Stored entries
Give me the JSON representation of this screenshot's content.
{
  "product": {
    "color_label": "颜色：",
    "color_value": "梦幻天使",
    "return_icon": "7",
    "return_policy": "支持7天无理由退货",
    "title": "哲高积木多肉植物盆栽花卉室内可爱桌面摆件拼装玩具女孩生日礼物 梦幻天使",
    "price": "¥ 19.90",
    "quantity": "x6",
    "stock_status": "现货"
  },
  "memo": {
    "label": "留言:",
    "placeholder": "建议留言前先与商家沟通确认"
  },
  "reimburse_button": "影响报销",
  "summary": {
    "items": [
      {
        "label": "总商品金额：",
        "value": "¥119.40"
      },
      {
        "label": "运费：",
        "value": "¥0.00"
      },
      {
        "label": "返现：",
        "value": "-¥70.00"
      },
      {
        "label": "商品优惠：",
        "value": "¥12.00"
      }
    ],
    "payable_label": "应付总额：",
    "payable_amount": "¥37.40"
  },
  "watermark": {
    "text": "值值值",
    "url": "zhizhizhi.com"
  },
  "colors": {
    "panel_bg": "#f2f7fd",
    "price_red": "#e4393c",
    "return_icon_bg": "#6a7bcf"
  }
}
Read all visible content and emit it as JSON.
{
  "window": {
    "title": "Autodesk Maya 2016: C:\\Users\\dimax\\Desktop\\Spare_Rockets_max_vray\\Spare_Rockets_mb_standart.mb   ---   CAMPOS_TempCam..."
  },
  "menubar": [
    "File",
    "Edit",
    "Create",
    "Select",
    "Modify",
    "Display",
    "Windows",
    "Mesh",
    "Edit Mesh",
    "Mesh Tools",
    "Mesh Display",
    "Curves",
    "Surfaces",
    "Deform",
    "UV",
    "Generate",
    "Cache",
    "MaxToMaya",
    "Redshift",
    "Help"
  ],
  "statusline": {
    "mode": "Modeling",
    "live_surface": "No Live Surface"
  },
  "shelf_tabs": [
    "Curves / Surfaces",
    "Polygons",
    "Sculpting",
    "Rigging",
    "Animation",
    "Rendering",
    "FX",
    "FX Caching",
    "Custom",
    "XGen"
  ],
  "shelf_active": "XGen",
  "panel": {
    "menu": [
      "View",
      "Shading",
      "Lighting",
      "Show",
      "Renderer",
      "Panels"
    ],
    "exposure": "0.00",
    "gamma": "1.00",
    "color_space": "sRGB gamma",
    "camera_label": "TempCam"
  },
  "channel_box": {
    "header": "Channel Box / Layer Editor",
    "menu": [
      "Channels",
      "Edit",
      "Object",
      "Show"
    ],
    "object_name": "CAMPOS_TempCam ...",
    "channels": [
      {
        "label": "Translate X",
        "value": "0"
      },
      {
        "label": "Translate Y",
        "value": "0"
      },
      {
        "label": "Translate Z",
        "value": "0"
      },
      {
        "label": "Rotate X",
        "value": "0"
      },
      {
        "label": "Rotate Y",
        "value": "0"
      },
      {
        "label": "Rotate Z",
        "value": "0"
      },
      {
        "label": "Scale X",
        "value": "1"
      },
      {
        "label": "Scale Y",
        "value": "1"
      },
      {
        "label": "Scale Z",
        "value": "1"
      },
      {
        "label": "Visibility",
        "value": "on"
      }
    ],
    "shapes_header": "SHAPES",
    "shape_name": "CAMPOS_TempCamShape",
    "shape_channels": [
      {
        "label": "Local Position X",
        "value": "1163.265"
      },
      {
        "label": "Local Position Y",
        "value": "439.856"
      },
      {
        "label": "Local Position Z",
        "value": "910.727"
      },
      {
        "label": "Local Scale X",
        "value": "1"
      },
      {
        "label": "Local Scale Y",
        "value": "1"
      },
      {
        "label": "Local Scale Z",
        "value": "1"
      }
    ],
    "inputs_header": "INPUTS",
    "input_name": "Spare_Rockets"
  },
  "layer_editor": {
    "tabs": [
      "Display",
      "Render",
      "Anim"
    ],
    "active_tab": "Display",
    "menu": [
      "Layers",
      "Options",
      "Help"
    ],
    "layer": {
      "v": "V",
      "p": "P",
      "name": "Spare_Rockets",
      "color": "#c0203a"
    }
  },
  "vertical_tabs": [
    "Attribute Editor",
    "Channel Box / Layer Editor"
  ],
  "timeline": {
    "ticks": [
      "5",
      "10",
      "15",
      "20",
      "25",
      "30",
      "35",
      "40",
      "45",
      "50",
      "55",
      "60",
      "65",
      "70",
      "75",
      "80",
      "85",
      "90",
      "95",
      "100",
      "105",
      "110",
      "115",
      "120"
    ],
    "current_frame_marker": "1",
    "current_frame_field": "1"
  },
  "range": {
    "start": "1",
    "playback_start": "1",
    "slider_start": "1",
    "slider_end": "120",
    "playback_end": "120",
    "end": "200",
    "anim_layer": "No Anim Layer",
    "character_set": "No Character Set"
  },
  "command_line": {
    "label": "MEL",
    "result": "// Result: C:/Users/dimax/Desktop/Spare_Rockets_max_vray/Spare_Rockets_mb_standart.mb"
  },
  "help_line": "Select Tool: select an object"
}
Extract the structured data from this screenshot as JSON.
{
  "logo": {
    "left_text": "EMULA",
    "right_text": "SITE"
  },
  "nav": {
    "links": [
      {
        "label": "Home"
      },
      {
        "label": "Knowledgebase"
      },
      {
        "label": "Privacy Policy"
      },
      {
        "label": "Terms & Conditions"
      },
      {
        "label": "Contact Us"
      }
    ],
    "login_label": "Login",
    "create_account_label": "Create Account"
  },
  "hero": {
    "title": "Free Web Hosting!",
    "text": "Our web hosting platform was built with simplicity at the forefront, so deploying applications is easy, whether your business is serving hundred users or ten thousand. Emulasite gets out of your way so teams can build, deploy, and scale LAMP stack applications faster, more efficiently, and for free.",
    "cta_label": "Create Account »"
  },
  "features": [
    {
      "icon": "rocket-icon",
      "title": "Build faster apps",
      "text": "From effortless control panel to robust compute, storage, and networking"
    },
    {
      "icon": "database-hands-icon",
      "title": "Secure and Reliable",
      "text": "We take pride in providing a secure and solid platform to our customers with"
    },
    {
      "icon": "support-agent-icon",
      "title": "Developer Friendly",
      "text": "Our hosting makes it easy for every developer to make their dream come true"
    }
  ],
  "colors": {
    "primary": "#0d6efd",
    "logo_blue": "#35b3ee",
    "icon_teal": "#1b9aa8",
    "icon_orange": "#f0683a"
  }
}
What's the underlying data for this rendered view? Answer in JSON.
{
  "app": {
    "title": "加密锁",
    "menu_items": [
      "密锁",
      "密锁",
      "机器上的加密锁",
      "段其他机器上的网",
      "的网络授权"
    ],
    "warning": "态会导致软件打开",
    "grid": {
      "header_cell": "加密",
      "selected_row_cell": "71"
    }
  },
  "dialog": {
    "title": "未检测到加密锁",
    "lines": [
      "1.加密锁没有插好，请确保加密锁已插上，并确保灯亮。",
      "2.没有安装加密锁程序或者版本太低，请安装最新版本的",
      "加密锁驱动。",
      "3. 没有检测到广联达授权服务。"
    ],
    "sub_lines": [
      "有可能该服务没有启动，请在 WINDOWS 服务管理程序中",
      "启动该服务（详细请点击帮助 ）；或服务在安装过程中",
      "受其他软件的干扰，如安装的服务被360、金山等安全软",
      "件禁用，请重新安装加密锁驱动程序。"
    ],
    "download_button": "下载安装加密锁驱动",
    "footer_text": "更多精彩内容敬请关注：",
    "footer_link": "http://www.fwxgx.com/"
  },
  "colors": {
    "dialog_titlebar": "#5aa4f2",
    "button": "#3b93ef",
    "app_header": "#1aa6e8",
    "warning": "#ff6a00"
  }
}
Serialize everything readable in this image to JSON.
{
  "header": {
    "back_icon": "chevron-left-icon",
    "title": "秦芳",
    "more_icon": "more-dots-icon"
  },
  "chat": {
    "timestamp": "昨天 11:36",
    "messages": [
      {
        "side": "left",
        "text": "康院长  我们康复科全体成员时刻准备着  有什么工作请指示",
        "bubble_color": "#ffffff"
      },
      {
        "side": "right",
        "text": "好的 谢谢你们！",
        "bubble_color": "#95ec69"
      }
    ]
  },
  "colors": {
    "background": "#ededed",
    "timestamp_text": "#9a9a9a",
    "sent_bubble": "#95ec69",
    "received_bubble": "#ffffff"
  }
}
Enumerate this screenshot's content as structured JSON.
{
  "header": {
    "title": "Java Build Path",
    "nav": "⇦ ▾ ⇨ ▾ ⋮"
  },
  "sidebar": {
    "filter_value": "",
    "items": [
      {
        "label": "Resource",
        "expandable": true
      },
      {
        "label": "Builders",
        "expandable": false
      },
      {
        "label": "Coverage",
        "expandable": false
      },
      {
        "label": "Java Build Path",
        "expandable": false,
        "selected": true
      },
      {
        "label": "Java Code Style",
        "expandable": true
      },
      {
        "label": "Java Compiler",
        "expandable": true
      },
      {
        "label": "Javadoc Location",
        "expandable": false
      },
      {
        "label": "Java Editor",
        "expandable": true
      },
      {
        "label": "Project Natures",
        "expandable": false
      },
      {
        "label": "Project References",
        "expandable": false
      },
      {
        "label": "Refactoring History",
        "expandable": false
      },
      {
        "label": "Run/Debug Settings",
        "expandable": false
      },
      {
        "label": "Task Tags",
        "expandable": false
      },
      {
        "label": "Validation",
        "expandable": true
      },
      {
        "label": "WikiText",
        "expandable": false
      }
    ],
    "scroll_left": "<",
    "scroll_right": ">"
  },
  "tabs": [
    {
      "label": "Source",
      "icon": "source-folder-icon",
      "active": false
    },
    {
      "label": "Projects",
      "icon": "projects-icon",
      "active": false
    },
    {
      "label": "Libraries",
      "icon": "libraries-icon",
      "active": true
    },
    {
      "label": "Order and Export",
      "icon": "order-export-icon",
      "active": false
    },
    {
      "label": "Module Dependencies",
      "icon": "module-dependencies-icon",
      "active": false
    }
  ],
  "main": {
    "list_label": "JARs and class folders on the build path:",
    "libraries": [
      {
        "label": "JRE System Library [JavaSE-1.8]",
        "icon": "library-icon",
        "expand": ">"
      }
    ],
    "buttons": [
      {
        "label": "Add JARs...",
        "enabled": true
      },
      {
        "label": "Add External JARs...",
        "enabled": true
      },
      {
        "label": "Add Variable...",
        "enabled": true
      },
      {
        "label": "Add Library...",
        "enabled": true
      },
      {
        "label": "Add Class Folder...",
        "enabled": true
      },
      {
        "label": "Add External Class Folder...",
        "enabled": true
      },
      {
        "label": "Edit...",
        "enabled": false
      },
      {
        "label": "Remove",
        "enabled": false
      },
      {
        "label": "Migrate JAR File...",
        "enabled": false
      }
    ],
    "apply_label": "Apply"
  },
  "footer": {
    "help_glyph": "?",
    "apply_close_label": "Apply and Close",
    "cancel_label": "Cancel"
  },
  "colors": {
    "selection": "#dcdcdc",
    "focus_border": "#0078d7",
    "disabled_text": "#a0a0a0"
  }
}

> _Stated problem_: From the entries above, extract every line where the word "with" appears.

> _The result_:
    "text": "Our web hosting platform was built with simplicity at the forefront, so deploying applications is easy, whether your business is serving hundred users or ten thousand. Emulasite gets out of your way so teams can build, deploy, and scale LAMP stack applications faster, more efficiently, and for free.",
      "text": "We take pride in providing a secure and solid platform to our customers with"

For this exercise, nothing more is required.